Exercise data -
•••

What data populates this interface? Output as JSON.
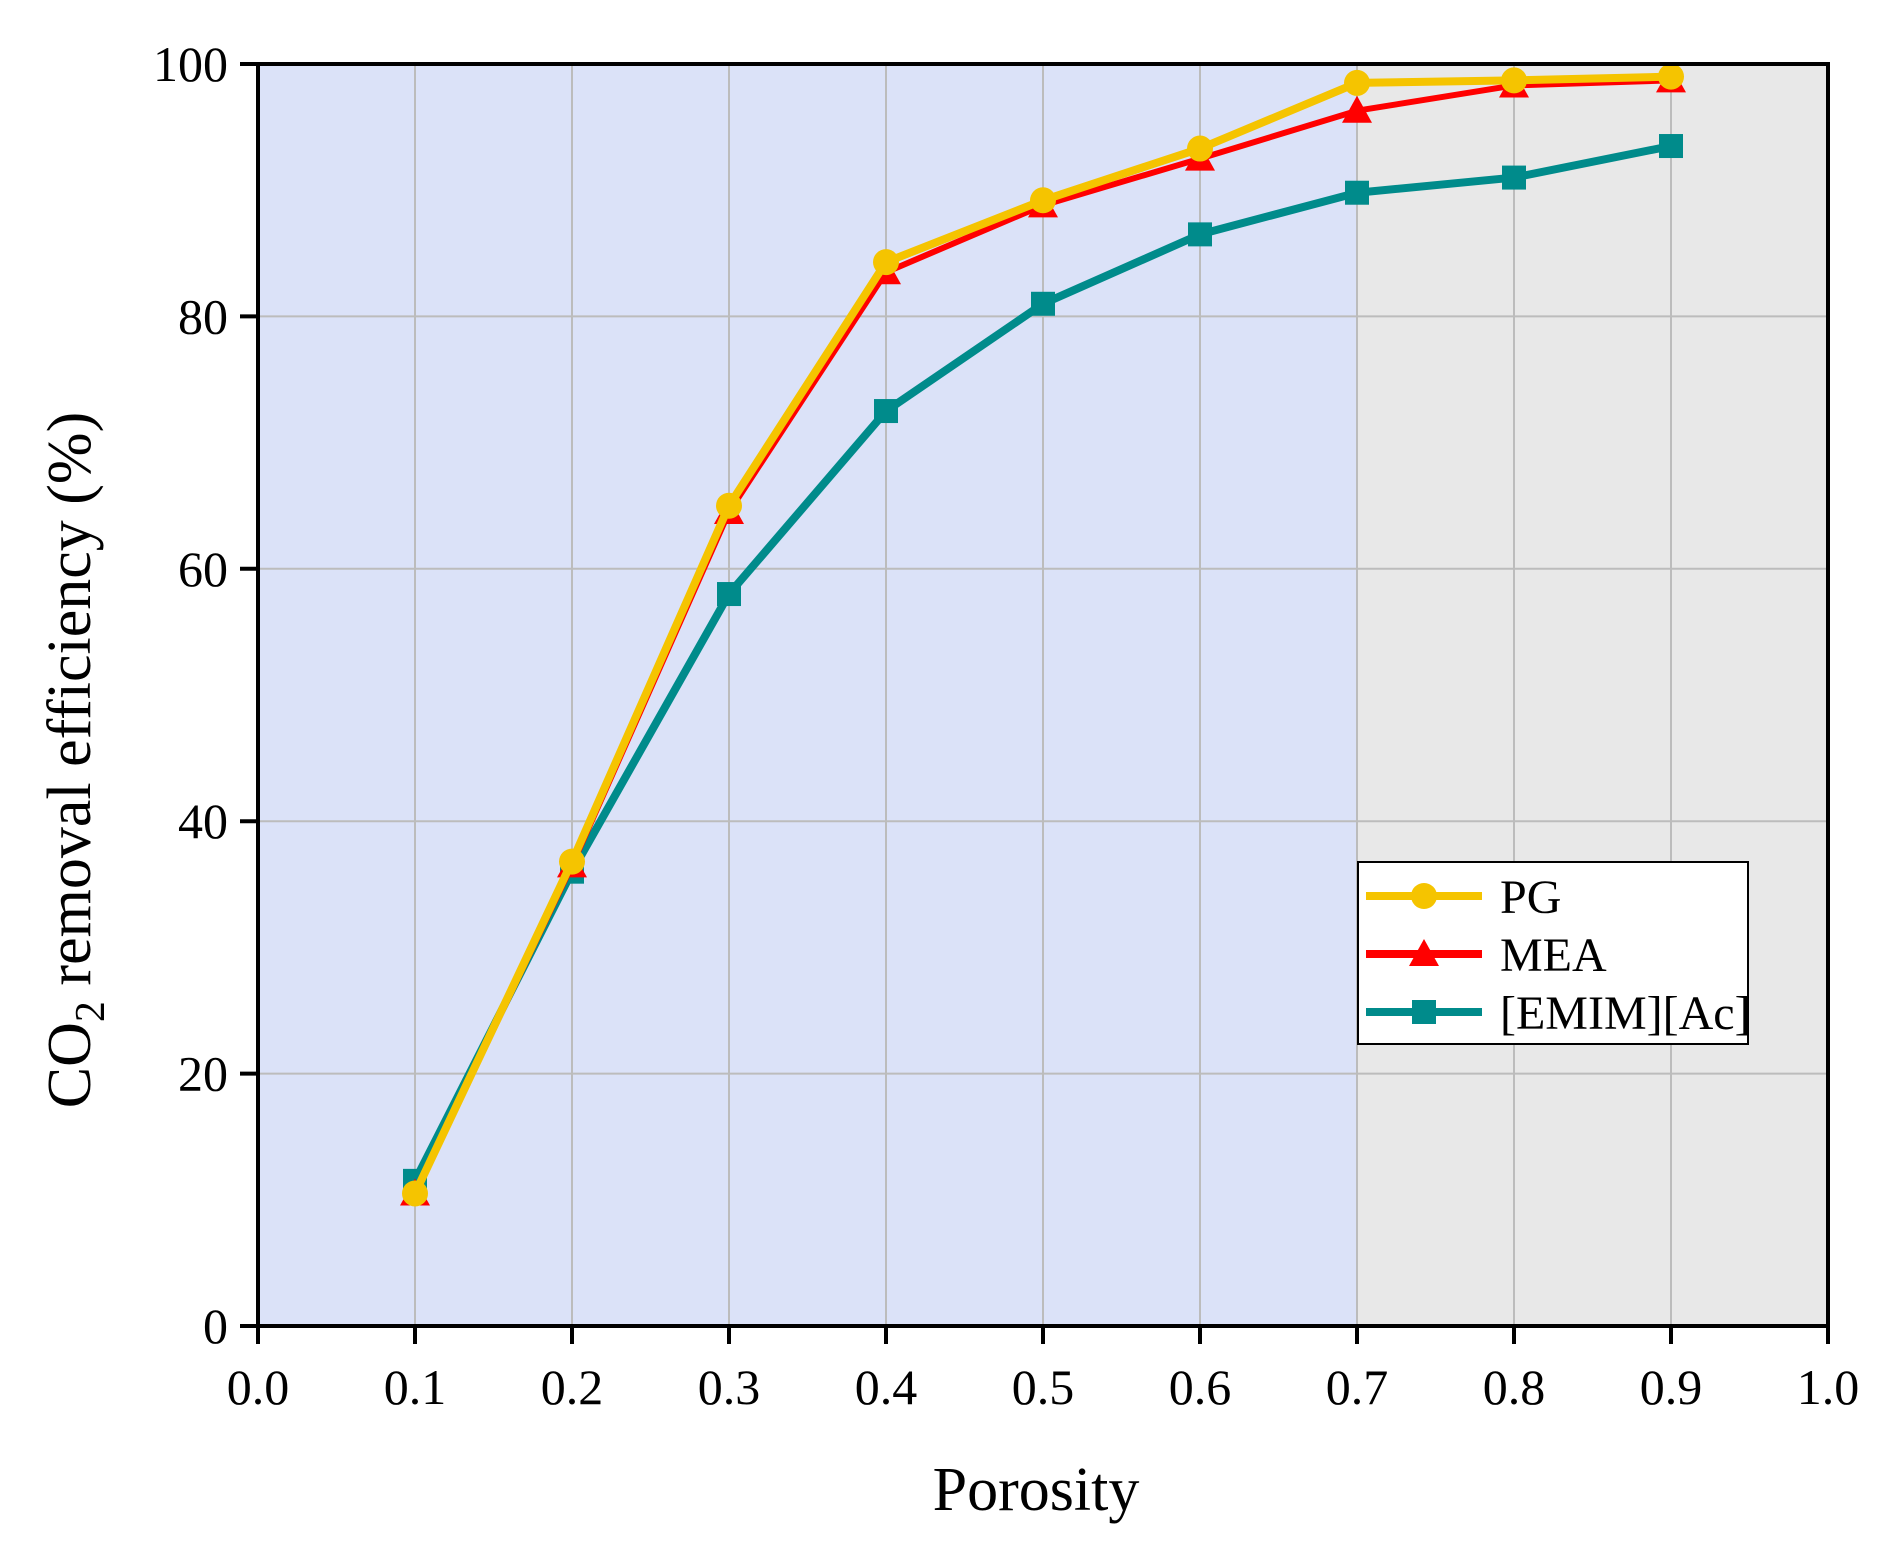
{
  "chart_data": {
    "type": "line",
    "title": "",
    "xlabel": "Porosity",
    "ylabel_main": "CO",
    "ylabel_sub": "2",
    "ylabel_rest": " removal efficiency (%)",
    "xlim": [
      0.0,
      1.0
    ],
    "ylim": [
      0,
      100
    ],
    "xticks": [
      "0.0",
      "0.1",
      "0.2",
      "0.3",
      "0.4",
      "0.5",
      "0.6",
      "0.7",
      "0.8",
      "0.9",
      "1.0"
    ],
    "yticks": [
      "0",
      "20",
      "40",
      "60",
      "80",
      "100"
    ],
    "grid": true,
    "legend_position": "center-right",
    "background_regions": [
      {
        "x_from": 0.0,
        "x_to": 0.7,
        "color": "#dbe2f8"
      },
      {
        "x_from": 0.7,
        "x_to": 1.0,
        "color": "#e8e8e8"
      }
    ],
    "x": [
      0.1,
      0.2,
      0.3,
      0.4,
      0.5,
      0.6,
      0.7,
      0.8,
      0.9
    ],
    "series": [
      {
        "name": "[EMIM][Ac]",
        "color": "#008b8b",
        "marker": "square",
        "values": [
          11.5,
          36.0,
          58.0,
          72.5,
          81.0,
          86.5,
          89.8,
          91.0,
          93.5
        ]
      },
      {
        "name": "MEA",
        "color": "#ff0000",
        "marker": "triangle",
        "values": [
          10.5,
          36.5,
          64.5,
          83.5,
          88.8,
          92.5,
          96.3,
          98.3,
          98.7
        ]
      },
      {
        "name": "PG",
        "color": "#f5c400",
        "marker": "circle",
        "values": [
          10.5,
          36.8,
          65.0,
          84.3,
          89.2,
          93.3,
          98.5,
          98.7,
          99.0
        ]
      }
    ],
    "legend_order": [
      "PG",
      "MEA",
      "[EMIM][Ac]"
    ]
  }
}
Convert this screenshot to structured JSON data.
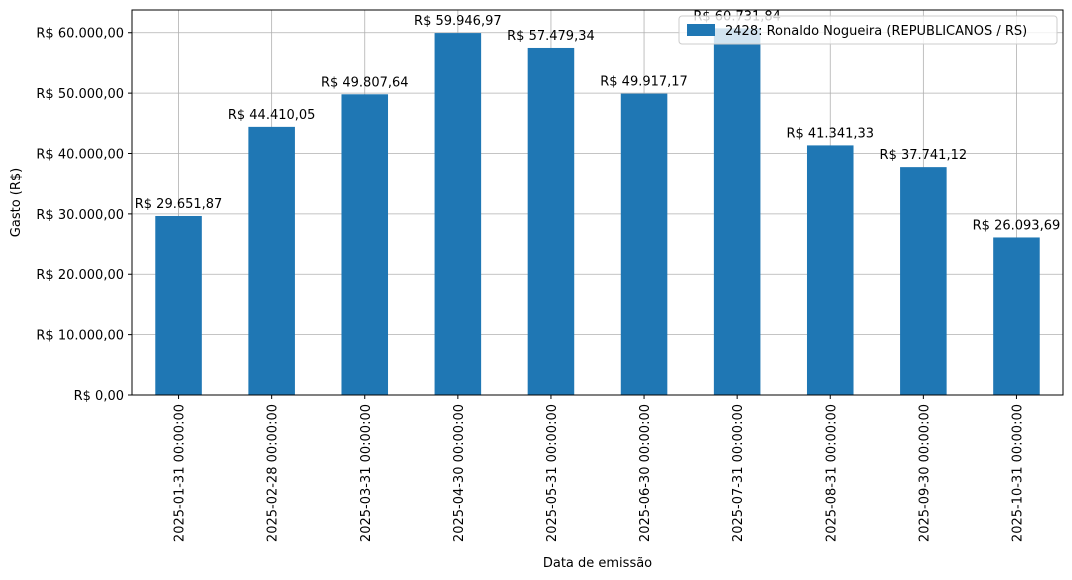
{
  "chart_data": {
    "type": "bar",
    "xlabel": "Data de emissão",
    "ylabel": "Gasto (R$)",
    "categories": [
      "2025-01-31 00:00:00",
      "2025-02-28 00:00:00",
      "2025-03-31 00:00:00",
      "2025-04-30 00:00:00",
      "2025-05-31 00:00:00",
      "2025-06-30 00:00:00",
      "2025-07-31 00:00:00",
      "2025-08-31 00:00:00",
      "2025-09-30 00:00:00",
      "2025-10-31 00:00:00"
    ],
    "series": [
      {
        "name": "2428: Ronaldo Nogueira (REPUBLICANOS / RS)",
        "color": "#1f77b4",
        "values": [
          29651.87,
          44410.05,
          49807.64,
          59946.97,
          57479.34,
          49917.17,
          60731.84,
          41341.33,
          37741.12,
          26093.69
        ],
        "labels": [
          "R$ 29.651,87",
          "R$ 44.410,05",
          "R$ 49.807,64",
          "R$ 59.946,97",
          "R$ 57.479,34",
          "R$ 49.917,17",
          "R$ 60.731,84",
          "R$ 41.341,33",
          "R$ 37.741,12",
          "R$ 26.093,69"
        ]
      }
    ],
    "yticks": [
      0,
      10000,
      20000,
      30000,
      40000,
      50000,
      60000
    ],
    "ytick_labels": [
      "R$ 0,00",
      "R$ 10.000,00",
      "R$ 20.000,00",
      "R$ 30.000,00",
      "R$ 40.000,00",
      "R$ 50.000,00",
      "R$ 60.000,00"
    ],
    "ylim": [
      0,
      63768
    ],
    "grid": true,
    "legend_position": "top-right"
  }
}
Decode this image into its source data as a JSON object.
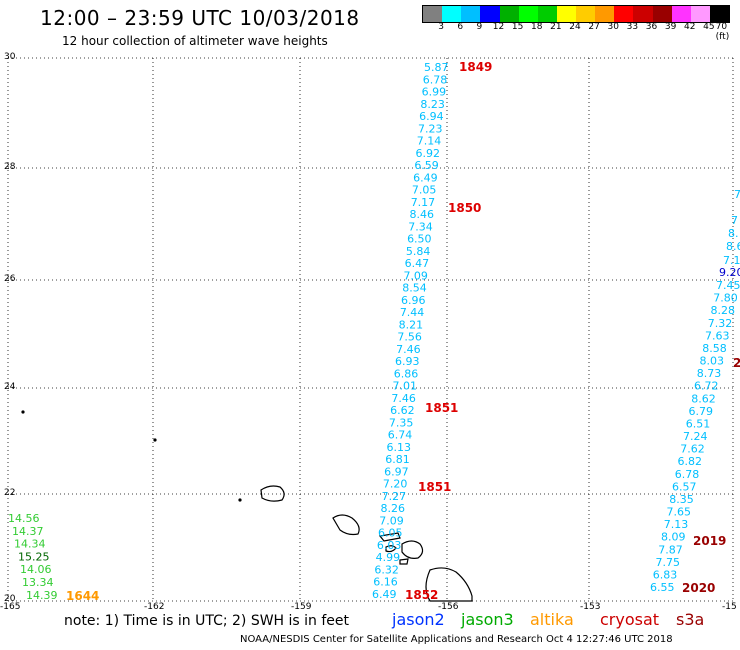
{
  "header": {
    "title": "12:00 – 23:59 UTC 10/03/2018",
    "subtitle": "12 hour collection of altimeter wave heights"
  },
  "colorbar": {
    "colors": [
      "#808080",
      "#00ffff",
      "#00bfff",
      "#0000ff",
      "#00b000",
      "#00ff00",
      "#00cc00",
      "#ffff00",
      "#ffcc00",
      "#ff9900",
      "#ff0000",
      "#cc0000",
      "#990000",
      "#ff33ff",
      "#ff99ff",
      "#000000"
    ],
    "labels": [
      "3",
      "6",
      "9",
      "12",
      "15",
      "18",
      "21",
      "24",
      "27",
      "30",
      "33",
      "36",
      "39",
      "42",
      "45",
      "70 (ft)"
    ]
  },
  "axes": {
    "lon_labels": [
      "-165",
      "-162",
      "-159",
      "-156",
      "-153",
      "-15"
    ],
    "lat_labels": [
      "30",
      "28",
      "26",
      "24",
      "22",
      "20"
    ]
  },
  "tracks": {
    "jason2_main": {
      "color": "#00bfff",
      "values": [
        "5.87",
        "6.78",
        "6.99",
        "8.23",
        "6.94",
        "7.23",
        "7.14",
        "6.92",
        "6.59",
        "6.49",
        "7.05",
        "7.17",
        "8.46",
        "7.34",
        "6.50",
        "5.84",
        "6.47",
        "7.09",
        "8.54",
        "6.96",
        "7.44",
        "8.21",
        "7.56",
        "7.46",
        "6.93",
        "6.86",
        "7.01",
        "7.46",
        "6.62",
        "7.35",
        "6.74",
        "6.13",
        "6.81",
        "6.97",
        "7.20",
        "7.27",
        "8.26",
        "7.09",
        "6.05",
        "6.03",
        "4.99",
        "6.32",
        "6.16",
        "6.49"
      ],
      "times": [
        "1849",
        "1850",
        "1851",
        "1851",
        "1852"
      ]
    },
    "jason2_east": {
      "color": "#00bfff",
      "values": [
        "7.45",
        "7.80",
        "8.28",
        "7.32",
        "7.63",
        "8.58",
        "8.03",
        "8.73",
        "6.72",
        "8.62",
        "6.79",
        "6.51",
        "7.24",
        "7.62",
        "6.82",
        "6.78",
        "6.57",
        "8.35",
        "7.65",
        "7.13",
        "8.09",
        "7.87",
        "7.75",
        "6.83",
        "6.55"
      ],
      "edge_values": [
        "7",
        "7",
        "8.",
        "8.6",
        "7.1"
      ],
      "dark_value": "9.20",
      "times": [
        "2019",
        "2020"
      ],
      "partial_time": "2"
    },
    "jason3": {
      "color": "#33cc33",
      "values": [
        "14.56",
        "14.37",
        "14.34",
        "15.25",
        "14.06",
        "13.34",
        "14.39"
      ],
      "dark_index": 3,
      "time": "1644"
    }
  },
  "footer": {
    "note": "note: 1) Time is in UTC; 2) SWH is in feet",
    "legend": [
      {
        "label": "jason2",
        "color": "#0033ff"
      },
      {
        "label": "jason3",
        "color": "#00aa00"
      },
      {
        "label": "altika",
        "color": "#ff9900"
      },
      {
        "label": "cryosat",
        "color": "#cc0000"
      },
      {
        "label": "s3a",
        "color": "#990000"
      }
    ],
    "credit": "NOAA/NESDIS Center for Satellite Applications and Research    Oct  4 12:27:46 UTC 2018"
  }
}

•••

What you should do -
Copy out each line word for word, please, skipping the images.

Solution for this task -
What data populates this interface? Output as JSON.
{
  "chart_data": {
    "type": "line",
    "title": "",
    "xlabel": "Porosity",
    "ylabel_main": "CO",
    "ylabel_sub": "2",
    "ylabel_rest": " removal efficiency (%)",
    "xlim": [
      0.0,
      1.0
    ],
    "ylim": [
      0,
      100
    ],
    "xticks": [
      "0.0",
      "0.1",
      "0.2",
      "0.3",
      "0.4",
      "0.5",
      "0.6",
      "0.7",
      "0.8",
      "0.9",
      "1.0"
    ],
    "yticks": [
      "0",
      "20",
      "40",
      "60",
      "80",
      "100"
    ],
    "grid": true,
    "legend_position": "center-right",
    "background_regions": [
      {
        "x_from": 0.0,
        "x_to": 0.7,
        "color": "#dbe2f8"
      },
      {
        "x_from": 0.7,
        "x_to": 1.0,
        "color": "#e8e8e8"
      }
    ],
    "x": [
      0.1,
      0.2,
      0.3,
      0.4,
      0.5,
      0.6,
      0.7,
      0.8,
      0.9
    ],
    "series": [
      {
        "name": "[EMIM][Ac]",
        "color": "#008b8b",
        "marker": "square",
        "values": [
          11.5,
          36.0,
          58.0,
          72.5,
          81.0,
          86.5,
          89.8,
          91.0,
          93.5
        ]
      },
      {
        "name": "MEA",
        "color": "#ff0000",
        "marker": "triangle",
        "values": [
          10.5,
          36.5,
          64.5,
          83.5,
          88.8,
          92.5,
          96.3,
          98.3,
          98.7
        ]
      },
      {
        "name": "PG",
        "color": "#f5c400",
        "marker": "circle",
        "values": [
          10.5,
          36.8,
          65.0,
          84.3,
          89.2,
          93.3,
          98.5,
          98.7,
          99.0
        ]
      }
    ],
    "legend_order": [
      "PG",
      "MEA",
      "[EMIM][Ac]"
    ]
  }
}
Convert this screenshot to structured JSON data.
{
  "chart_data": {
    "type": "bar",
    "xlabel": "Data de emissão",
    "ylabel": "Gasto (R$)",
    "categories": [
      "2025-01-31 00:00:00",
      "2025-02-28 00:00:00",
      "2025-03-31 00:00:00",
      "2025-04-30 00:00:00",
      "2025-05-31 00:00:00",
      "2025-06-30 00:00:00",
      "2025-07-31 00:00:00",
      "2025-08-31 00:00:00",
      "2025-09-30 00:00:00",
      "2025-10-31 00:00:00"
    ],
    "series": [
      {
        "name": "2428: Ronaldo Nogueira (REPUBLICANOS / RS)",
        "color": "#1f77b4",
        "values": [
          29651.87,
          44410.05,
          49807.64,
          59946.97,
          57479.34,
          49917.17,
          60731.84,
          41341.33,
          37741.12,
          26093.69
        ],
        "labels": [
          "R$ 29.651,87",
          "R$ 44.410,05",
          "R$ 49.807,64",
          "R$ 59.946,97",
          "R$ 57.479,34",
          "R$ 49.917,17",
          "R$ 60.731,84",
          "R$ 41.341,33",
          "R$ 37.741,12",
          "R$ 26.093,69"
        ]
      }
    ],
    "yticks": [
      0,
      10000,
      20000,
      30000,
      40000,
      50000,
      60000
    ],
    "ytick_labels": [
      "R$ 0,00",
      "R$ 10.000,00",
      "R$ 20.000,00",
      "R$ 30.000,00",
      "R$ 40.000,00",
      "R$ 50.000,00",
      "R$ 60.000,00"
    ],
    "ylim": [
      0,
      63768
    ],
    "grid": true,
    "legend_position": "top-right"
  }
}
Decode this image into its source data as a JSON object.
{
  "header": {
    "title": "12:00 – 23:59 UTC 10/03/2018",
    "subtitle": "12 hour collection of altimeter wave heights"
  },
  "colorbar": {
    "colors": [
      "#808080",
      "#00ffff",
      "#00bfff",
      "#0000ff",
      "#00b000",
      "#00ff00",
      "#00cc00",
      "#ffff00",
      "#ffcc00",
      "#ff9900",
      "#ff0000",
      "#cc0000",
      "#990000",
      "#ff33ff",
      "#ff99ff",
      "#000000"
    ],
    "labels": [
      "3",
      "6",
      "9",
      "12",
      "15",
      "18",
      "21",
      "24",
      "27",
      "30",
      "33",
      "36",
      "39",
      "42",
      "45",
      "70 (ft)"
    ]
  },
  "axes": {
    "lon_labels": [
      "-165",
      "-162",
      "-159",
      "-156",
      "-153",
      "-15"
    ],
    "lat_labels": [
      "30",
      "28",
      "26",
      "24",
      "22",
      "20"
    ]
  },
  "tracks": {
    "jason2_main": {
      "color": "#00bfff",
      "values": [
        "5.87",
        "6.78",
        "6.99",
        "8.23",
        "6.94",
        "7.23",
        "7.14",
        "6.92",
        "6.59",
        "6.49",
        "7.05",
        "7.17",
        "8.46",
        "7.34",
        "6.50",
        "5.84",
        "6.47",
        "7.09",
        "8.54",
        "6.96",
        "7.44",
        "8.21",
        "7.56",
        "7.46",
        "6.93",
        "6.86",
        "7.01",
        "7.46",
        "6.62",
        "7.35",
        "6.74",
        "6.13",
        "6.81",
        "6.97",
        "7.20",
        "7.27",
        "8.26",
        "7.09",
        "6.05",
        "6.03",
        "4.99",
        "6.32",
        "6.16",
        "6.49"
      ],
      "times": [
        "1849",
        "1850",
        "1851",
        "1851",
        "1852"
      ]
    },
    "jason2_east": {
      "color": "#00bfff",
      "values": [
        "7.45",
        "7.80",
        "8.28",
        "7.32",
        "7.63",
        "8.58",
        "8.03",
        "8.73",
        "6.72",
        "8.62",
        "6.79",
        "6.51",
        "7.24",
        "7.62",
        "6.82",
        "6.78",
        "6.57",
        "8.35",
        "7.65",
        "7.13",
        "8.09",
        "7.87",
        "7.75",
        "6.83",
        "6.55"
      ],
      "edge_values": [
        "7",
        "7",
        "8.",
        "8.6",
        "7.1"
      ],
      "dark_value": "9.20",
      "times": [
        "2019",
        "2020"
      ],
      "partial_time": "2"
    },
    "jason3": {
      "color": "#33cc33",
      "values": [
        "14.56",
        "14.37",
        "14.34",
        "15.25",
        "14.06",
        "13.34",
        "14.39"
      ],
      "dark_index": 3,
      "time": "1644"
    }
  },
  "footer": {
    "note": "note: 1) Time is in UTC; 2) SWH is in feet",
    "legend": [
      {
        "label": "jason2",
        "color": "#0033ff"
      },
      {
        "label": "jason3",
        "color": "#00aa00"
      },
      {
        "label": "altika",
        "color": "#ff9900"
      },
      {
        "label": "cryosat",
        "color": "#cc0000"
      },
      {
        "label": "s3a",
        "color": "#990000"
      }
    ],
    "credit": "NOAA/NESDIS Center for Satellite Applications and Research    Oct  4 12:27:46 UTC 2018"
  }
}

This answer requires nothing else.